Short task
Read the records and gather each line that includes "GameWindow".

Given data
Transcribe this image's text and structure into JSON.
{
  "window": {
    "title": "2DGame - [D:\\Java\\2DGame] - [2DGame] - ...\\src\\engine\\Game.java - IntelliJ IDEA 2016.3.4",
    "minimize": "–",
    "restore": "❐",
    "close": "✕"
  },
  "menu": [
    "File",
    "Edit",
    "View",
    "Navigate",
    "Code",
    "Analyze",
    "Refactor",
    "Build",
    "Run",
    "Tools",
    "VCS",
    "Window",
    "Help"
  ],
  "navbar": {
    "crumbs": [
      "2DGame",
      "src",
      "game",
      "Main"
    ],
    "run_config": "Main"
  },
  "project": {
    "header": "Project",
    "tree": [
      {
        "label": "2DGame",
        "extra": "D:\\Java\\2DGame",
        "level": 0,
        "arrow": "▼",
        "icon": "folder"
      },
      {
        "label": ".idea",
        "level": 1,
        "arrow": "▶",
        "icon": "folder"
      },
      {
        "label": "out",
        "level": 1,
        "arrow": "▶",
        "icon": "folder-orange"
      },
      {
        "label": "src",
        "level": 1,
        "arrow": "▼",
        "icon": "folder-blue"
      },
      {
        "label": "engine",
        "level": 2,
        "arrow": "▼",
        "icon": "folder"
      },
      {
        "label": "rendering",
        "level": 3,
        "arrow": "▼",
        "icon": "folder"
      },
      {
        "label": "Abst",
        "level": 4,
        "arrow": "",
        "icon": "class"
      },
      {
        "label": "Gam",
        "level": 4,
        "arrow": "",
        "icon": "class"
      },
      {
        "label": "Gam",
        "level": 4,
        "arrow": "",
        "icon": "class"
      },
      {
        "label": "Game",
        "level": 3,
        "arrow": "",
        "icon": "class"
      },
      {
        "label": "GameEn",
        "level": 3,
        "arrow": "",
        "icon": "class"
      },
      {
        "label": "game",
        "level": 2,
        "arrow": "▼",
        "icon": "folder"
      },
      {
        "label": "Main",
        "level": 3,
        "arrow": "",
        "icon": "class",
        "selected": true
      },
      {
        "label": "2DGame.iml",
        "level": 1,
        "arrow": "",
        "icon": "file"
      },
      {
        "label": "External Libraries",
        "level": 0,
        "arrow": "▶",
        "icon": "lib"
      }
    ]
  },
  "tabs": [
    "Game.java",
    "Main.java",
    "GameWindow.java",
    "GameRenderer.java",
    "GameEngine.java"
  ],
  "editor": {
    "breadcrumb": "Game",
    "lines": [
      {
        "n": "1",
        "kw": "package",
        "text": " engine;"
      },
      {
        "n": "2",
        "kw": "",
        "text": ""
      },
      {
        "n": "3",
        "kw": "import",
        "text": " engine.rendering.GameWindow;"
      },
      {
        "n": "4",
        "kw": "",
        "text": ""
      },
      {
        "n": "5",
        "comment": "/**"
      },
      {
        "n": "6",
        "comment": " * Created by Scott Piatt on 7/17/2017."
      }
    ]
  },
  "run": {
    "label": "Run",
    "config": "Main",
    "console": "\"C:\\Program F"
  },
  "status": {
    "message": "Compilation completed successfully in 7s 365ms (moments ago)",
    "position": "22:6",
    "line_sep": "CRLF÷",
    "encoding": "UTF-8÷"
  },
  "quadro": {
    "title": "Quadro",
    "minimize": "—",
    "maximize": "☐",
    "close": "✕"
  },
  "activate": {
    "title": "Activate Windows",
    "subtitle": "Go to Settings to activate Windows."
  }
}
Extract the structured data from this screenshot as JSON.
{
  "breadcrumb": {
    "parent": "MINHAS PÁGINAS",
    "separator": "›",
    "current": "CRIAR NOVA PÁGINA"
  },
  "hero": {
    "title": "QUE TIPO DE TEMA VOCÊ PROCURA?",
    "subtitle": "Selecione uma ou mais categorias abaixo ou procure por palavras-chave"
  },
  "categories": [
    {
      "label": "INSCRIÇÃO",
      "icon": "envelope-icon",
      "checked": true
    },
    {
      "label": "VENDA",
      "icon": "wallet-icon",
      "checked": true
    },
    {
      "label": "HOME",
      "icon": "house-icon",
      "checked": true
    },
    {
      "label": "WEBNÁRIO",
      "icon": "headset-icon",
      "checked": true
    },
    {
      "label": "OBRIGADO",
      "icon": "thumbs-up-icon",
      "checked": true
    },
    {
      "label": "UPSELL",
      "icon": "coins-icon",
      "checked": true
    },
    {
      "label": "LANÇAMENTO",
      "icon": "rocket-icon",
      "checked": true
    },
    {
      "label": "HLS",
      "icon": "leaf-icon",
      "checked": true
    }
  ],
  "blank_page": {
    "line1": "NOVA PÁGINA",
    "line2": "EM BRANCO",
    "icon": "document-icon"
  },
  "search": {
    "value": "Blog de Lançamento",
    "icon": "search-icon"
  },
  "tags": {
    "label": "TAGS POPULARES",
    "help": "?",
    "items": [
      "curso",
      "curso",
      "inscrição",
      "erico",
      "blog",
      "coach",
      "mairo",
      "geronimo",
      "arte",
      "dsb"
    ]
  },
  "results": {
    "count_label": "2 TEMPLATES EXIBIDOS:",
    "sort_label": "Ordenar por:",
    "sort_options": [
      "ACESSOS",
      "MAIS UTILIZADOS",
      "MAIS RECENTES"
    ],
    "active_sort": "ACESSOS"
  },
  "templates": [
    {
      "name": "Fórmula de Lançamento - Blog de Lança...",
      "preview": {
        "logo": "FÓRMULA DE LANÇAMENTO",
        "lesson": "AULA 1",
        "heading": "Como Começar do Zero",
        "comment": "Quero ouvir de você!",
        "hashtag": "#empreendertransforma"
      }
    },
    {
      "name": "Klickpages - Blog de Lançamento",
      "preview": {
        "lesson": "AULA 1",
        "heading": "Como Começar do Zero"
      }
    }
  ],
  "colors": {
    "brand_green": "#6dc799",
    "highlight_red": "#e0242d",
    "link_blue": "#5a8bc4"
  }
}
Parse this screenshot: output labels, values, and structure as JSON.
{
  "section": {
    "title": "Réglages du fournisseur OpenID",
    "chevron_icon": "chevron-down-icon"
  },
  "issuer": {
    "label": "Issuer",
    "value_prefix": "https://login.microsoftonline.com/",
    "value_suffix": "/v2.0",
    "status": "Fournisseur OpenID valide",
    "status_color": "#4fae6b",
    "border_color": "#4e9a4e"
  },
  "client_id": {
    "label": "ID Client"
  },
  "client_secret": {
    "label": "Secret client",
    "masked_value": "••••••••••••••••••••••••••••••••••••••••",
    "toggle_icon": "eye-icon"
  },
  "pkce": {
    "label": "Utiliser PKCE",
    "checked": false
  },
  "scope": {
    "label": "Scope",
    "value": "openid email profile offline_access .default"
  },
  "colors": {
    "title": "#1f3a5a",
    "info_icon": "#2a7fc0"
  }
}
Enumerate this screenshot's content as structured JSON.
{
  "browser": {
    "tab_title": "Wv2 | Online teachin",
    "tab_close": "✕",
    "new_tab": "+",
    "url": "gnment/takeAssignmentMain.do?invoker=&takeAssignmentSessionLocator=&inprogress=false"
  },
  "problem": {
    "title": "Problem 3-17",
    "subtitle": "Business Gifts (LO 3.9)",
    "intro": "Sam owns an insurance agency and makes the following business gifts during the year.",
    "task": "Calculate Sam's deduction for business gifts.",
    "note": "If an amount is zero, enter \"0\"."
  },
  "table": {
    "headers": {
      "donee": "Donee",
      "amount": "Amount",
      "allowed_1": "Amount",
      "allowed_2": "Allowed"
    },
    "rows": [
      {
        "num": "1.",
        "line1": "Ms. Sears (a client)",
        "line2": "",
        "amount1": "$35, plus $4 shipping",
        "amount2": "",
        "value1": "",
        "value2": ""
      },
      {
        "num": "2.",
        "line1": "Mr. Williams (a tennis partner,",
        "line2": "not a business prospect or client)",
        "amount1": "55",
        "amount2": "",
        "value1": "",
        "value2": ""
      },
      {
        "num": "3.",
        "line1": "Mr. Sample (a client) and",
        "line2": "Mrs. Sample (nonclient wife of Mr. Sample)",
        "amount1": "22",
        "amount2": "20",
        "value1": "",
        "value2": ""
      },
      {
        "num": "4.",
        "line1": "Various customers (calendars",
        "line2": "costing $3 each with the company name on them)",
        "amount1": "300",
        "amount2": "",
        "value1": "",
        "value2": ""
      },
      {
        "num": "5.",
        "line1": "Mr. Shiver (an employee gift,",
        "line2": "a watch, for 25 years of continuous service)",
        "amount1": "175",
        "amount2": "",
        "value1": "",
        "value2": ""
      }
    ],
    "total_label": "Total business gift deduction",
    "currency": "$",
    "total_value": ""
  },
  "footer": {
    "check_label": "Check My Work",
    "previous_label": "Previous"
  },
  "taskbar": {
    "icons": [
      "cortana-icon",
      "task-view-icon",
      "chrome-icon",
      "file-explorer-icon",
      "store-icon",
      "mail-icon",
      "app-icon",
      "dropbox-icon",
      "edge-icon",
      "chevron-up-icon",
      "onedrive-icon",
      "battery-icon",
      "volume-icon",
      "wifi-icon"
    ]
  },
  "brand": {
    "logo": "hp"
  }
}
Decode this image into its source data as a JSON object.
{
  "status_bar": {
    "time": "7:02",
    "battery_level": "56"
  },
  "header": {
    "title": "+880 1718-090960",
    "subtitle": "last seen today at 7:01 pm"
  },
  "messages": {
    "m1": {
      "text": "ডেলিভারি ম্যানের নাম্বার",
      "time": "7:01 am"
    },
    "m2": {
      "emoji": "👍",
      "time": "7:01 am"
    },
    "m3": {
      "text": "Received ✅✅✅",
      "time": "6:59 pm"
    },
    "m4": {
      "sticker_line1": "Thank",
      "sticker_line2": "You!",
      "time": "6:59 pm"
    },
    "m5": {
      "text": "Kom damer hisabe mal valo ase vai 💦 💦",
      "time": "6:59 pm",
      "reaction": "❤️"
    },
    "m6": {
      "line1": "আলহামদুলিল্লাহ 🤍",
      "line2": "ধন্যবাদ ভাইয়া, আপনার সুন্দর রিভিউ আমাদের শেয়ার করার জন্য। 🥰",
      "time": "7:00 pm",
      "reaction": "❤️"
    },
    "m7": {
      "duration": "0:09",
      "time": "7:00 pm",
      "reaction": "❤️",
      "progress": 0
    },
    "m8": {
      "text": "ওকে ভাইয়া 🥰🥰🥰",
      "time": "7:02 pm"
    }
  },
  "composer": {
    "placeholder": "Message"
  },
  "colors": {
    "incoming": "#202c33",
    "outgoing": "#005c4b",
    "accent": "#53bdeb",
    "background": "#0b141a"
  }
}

Expected answer
    "GameWindow.java",
        "text": " engine.rendering.GameWindow;"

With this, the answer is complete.